Actividad: Según el texto sobre El amor es una mujer gorda, ¿por qué despidieron al periodista José?

Texto fuente:
──────
La cámara alcohólica de Agresti. El amor es una mujer gorda (1987)

En 1988, el año en que se estrenó El amor es una mujer gorda, la mayoría de las ficciones cinematográficas argentinas no podían salir del círculo vicioso de la declamación, de la emulación de esquemas dramáticos televisivos y de no poder dar cuenta de la reciente dictadura si no era por la vía de un maniqueísmo forjado a través del policial, con brochazos de sexploitation. Salvo casos contados, solo el documental había metido el bisturí donde debía.

Lo anterior supuso que la película de Alejandro Agresti cayera como un meteorito, con todos los vicios incluidos, pero con un saludable ruido capaz de sacudir un poco el tablero. Ya desde el comienzo se advierte esa voluntad por tragarse la realidad con una estética en blanco y negro que no parece desdeñar un valor documental. Sin embargo, los primeros trazos gruesos asoman con la música elegida para meter ironías de todo tipo. Un avión pasa por sobre la estatua de la libertad en EE.UU, un director yanqui filma en picado mientras un narrador nos habla desde el suelo. Luego, un personaje en tránsito, José, el periodista al que despidieron por negarse a escribir un artículo sobre un equipo estadounidense que debe filmar en Buenos Aires.
──────
Registros del conjunto de datos:
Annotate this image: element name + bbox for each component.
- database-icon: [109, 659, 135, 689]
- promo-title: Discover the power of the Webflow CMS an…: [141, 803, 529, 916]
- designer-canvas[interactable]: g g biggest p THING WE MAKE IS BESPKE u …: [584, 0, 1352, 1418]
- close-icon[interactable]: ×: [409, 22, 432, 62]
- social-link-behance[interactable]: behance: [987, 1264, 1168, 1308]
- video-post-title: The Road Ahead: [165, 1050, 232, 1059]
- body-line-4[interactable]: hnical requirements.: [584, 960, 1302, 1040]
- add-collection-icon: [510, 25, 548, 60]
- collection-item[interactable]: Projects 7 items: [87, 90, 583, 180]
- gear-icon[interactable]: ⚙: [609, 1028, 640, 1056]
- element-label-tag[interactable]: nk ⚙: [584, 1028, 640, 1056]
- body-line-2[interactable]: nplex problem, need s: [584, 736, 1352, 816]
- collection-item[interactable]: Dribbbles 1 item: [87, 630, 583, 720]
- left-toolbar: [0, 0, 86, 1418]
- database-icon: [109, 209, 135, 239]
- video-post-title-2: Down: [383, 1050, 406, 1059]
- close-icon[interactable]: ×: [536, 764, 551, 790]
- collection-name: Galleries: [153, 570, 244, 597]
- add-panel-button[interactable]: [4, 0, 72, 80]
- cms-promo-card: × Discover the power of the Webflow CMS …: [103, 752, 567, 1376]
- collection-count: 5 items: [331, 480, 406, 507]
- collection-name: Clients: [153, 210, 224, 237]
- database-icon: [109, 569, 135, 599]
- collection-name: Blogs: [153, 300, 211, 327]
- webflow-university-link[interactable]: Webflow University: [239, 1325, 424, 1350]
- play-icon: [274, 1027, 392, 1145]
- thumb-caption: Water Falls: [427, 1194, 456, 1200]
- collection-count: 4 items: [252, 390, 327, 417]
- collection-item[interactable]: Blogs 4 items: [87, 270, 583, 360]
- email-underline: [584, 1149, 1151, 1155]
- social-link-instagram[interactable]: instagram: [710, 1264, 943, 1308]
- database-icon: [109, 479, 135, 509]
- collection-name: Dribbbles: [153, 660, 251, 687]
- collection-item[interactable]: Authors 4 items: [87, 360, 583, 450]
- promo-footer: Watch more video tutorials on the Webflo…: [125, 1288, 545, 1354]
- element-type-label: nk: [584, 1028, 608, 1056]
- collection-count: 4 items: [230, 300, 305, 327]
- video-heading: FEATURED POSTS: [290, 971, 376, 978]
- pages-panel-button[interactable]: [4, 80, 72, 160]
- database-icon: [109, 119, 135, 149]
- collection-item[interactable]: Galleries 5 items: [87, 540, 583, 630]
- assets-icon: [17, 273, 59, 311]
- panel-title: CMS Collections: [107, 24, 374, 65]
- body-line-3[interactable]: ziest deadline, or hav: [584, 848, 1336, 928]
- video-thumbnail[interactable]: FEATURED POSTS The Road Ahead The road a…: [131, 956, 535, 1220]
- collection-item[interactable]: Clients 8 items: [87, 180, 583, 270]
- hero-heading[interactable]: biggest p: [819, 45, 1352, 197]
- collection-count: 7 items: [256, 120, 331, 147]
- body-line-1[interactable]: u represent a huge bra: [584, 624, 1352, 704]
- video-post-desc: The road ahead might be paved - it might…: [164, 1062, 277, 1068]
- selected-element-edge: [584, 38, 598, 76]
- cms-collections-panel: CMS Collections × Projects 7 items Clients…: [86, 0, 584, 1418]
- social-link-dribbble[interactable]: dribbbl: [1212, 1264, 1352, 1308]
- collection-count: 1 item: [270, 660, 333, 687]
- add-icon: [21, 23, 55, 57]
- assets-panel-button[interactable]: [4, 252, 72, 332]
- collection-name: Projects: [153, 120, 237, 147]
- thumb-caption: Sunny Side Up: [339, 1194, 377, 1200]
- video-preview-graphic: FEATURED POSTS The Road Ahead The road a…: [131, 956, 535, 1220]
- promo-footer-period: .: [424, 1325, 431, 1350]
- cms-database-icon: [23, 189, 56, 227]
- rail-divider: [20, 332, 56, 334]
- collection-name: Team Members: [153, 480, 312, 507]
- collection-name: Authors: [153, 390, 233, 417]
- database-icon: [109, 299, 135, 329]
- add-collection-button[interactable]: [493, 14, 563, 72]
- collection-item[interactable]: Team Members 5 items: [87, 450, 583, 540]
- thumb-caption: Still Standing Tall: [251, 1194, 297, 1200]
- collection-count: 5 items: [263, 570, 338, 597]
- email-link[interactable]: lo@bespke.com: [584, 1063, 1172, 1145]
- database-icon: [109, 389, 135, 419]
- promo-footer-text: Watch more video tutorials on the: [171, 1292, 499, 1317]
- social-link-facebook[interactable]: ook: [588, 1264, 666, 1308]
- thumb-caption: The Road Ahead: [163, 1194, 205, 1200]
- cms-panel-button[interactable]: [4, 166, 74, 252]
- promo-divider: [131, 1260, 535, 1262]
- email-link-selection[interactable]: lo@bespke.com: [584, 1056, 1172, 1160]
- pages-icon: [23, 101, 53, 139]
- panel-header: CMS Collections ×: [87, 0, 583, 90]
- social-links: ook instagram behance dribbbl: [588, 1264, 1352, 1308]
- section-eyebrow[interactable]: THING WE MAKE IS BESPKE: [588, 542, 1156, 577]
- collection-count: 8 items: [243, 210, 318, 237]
──────
Respuesta escrita: Lo despidieron por negarse a escribir un artículo sobre un equipo estadounidense que debe filmar en Buenos Aires.